Dataset listings of figures
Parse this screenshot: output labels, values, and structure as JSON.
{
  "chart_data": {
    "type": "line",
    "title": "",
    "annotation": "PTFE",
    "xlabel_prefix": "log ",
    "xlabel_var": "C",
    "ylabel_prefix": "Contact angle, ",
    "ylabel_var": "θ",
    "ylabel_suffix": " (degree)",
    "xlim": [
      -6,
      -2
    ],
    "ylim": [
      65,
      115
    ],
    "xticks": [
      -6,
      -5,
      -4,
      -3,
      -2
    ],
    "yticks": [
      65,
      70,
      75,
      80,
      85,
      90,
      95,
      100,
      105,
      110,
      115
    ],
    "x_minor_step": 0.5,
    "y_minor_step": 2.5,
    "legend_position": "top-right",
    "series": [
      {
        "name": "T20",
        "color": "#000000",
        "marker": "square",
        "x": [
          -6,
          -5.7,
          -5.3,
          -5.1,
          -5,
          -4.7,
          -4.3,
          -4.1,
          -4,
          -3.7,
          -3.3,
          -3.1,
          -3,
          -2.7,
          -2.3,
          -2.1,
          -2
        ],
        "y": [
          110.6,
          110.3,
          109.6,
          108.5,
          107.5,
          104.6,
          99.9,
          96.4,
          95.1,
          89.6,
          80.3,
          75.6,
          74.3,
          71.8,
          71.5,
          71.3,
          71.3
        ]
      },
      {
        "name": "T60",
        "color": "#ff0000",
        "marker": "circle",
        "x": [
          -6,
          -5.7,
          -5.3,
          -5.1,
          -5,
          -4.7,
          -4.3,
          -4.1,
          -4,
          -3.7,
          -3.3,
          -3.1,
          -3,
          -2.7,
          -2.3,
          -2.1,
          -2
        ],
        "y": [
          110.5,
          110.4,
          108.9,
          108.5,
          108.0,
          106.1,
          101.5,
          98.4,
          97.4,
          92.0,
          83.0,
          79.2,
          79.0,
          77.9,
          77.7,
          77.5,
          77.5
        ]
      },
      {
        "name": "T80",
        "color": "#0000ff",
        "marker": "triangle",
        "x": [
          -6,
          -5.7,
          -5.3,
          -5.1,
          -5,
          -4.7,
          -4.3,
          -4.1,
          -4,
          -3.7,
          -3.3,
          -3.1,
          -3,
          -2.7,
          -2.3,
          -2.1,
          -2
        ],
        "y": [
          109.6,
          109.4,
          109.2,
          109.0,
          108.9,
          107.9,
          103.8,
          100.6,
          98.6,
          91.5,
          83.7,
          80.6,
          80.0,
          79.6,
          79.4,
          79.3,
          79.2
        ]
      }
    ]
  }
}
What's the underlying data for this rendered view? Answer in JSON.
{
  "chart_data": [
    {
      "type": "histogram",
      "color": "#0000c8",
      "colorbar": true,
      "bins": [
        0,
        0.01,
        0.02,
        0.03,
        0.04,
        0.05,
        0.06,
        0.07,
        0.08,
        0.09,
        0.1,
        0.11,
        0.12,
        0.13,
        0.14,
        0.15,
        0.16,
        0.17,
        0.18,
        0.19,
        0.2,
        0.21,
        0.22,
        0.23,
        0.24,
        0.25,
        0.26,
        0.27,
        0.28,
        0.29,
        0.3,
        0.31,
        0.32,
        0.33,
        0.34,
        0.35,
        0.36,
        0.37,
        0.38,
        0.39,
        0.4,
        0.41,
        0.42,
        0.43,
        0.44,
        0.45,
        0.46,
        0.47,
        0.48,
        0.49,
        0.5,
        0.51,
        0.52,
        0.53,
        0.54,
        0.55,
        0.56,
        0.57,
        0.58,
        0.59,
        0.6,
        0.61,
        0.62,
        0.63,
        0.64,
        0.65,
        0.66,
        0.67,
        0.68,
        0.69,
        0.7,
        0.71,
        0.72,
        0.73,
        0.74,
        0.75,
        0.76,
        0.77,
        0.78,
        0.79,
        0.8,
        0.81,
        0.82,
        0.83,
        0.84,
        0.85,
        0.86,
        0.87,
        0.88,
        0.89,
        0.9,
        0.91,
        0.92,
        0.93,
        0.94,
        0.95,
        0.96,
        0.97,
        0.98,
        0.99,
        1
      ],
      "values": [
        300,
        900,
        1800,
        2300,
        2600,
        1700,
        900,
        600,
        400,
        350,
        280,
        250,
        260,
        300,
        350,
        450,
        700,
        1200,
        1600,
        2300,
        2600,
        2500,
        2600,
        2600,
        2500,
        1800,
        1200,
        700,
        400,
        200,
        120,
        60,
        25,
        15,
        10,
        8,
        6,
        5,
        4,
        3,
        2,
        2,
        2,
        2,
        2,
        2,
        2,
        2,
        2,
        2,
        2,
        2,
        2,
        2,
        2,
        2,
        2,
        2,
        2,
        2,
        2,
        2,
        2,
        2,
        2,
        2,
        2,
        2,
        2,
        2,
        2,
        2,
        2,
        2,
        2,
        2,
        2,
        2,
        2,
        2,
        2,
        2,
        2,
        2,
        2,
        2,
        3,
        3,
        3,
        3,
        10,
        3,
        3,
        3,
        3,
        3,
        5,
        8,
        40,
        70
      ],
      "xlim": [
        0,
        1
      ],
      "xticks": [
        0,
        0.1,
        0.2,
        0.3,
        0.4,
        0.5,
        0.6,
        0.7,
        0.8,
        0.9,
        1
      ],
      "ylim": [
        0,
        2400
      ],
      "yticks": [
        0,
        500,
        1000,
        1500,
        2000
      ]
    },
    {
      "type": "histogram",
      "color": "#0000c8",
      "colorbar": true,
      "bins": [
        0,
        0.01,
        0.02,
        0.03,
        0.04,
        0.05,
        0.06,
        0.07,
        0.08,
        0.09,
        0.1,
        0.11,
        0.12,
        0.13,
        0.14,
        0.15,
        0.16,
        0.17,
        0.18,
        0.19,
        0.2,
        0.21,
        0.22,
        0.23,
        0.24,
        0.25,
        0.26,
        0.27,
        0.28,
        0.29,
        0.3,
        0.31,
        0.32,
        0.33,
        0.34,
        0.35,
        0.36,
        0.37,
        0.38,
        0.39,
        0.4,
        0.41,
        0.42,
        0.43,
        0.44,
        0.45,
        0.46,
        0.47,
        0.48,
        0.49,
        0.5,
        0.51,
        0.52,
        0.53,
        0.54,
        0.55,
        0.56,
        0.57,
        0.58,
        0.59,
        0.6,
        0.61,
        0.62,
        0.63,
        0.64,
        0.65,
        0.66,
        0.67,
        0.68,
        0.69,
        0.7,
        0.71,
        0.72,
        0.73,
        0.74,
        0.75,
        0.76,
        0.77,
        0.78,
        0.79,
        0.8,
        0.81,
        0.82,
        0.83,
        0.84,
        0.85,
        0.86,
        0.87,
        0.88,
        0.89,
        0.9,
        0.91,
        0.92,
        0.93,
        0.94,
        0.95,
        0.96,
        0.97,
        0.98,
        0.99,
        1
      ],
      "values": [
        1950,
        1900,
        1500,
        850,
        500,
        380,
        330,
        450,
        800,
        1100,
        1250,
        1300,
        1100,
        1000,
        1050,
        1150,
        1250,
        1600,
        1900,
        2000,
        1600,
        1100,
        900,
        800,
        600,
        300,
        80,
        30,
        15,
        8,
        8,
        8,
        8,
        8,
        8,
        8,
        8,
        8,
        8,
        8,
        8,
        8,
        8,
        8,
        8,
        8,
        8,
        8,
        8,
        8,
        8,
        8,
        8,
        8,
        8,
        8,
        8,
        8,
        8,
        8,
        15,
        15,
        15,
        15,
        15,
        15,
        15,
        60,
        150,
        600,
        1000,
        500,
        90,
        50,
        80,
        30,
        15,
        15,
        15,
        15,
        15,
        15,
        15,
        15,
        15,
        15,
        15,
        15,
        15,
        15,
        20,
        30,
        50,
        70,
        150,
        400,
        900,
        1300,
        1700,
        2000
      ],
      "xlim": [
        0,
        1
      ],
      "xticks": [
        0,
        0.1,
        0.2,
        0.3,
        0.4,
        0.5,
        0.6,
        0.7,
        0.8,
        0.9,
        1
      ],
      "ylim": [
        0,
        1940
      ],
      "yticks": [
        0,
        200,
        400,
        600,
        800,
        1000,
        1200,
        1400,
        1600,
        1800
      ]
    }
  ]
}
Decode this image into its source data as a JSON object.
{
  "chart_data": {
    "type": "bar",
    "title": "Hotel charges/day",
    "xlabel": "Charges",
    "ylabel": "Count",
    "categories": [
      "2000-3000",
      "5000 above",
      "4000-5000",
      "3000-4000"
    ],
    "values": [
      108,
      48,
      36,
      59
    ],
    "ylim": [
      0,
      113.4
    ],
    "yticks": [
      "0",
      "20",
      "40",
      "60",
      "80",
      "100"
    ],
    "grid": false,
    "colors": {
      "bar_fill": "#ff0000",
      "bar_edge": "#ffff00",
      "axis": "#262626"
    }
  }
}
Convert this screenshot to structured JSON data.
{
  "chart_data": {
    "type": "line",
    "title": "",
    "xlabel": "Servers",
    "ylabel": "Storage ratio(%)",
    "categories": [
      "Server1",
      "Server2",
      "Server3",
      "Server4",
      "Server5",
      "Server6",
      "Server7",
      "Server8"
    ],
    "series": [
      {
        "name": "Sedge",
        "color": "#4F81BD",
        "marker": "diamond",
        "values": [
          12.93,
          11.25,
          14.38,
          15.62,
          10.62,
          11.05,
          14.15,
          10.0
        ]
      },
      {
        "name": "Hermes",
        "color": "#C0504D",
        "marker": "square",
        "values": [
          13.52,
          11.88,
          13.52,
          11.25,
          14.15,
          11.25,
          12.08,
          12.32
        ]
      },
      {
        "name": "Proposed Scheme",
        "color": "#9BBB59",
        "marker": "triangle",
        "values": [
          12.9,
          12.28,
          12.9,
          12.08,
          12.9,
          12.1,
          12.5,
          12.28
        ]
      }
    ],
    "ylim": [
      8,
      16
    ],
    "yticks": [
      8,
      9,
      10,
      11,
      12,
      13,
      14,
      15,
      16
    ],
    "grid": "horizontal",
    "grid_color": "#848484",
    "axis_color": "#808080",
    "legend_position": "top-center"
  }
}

→ **WORK TO BE COMPLETED**: Please quote nothing but the lines from the line with "Convert this screenshot" through the end of the data above, exactly as written, ends included.

→ **FINISHED TASK**:
Convert this screenshot to structured JSON data.
{
  "chart_data": {
    "type": "line",
    "title": "",
    "xlabel": "Servers",
    "ylabel": "Storage ratio(%)",
    "categories": [
      "Server1",
      "Server2",
      "Server3",
      "Server4",
      "Server5",
      "Server6",
      "Server7",
      "Server8"
    ],
    "series": [
      {
        "name": "Sedge",
        "color": "#4F81BD",
        "marker": "diamond",
        "values": [
          12.93,
          11.25,
          14.38,
          15.62,
          10.62,
          11.05,
          14.15,
          10.0
        ]
      },
      {
        "name": "Hermes",
        "color": "#C0504D",
        "marker": "square",
        "values": [
          13.52,
          11.88,
          13.52,
          11.25,
          14.15,
          11.25,
          12.08,
          12.32
        ]
      },
      {
        "name": "Proposed Scheme",
        "color": "#9BBB59",
        "marker": "triangle",
        "values": [
          12.9,
          12.28,
          12.9,
          12.08,
          12.9,
          12.1,
          12.5,
          12.28
        ]
      }
    ],
    "ylim": [
      8,
      16
    ],
    "yticks": [
      8,
      9,
      10,
      11,
      12,
      13,
      14,
      15,
      16
    ],
    "grid": "horizontal",
    "grid_color": "#848484",
    "axis_color": "#808080",
    "legend_position": "top-center"
  }
}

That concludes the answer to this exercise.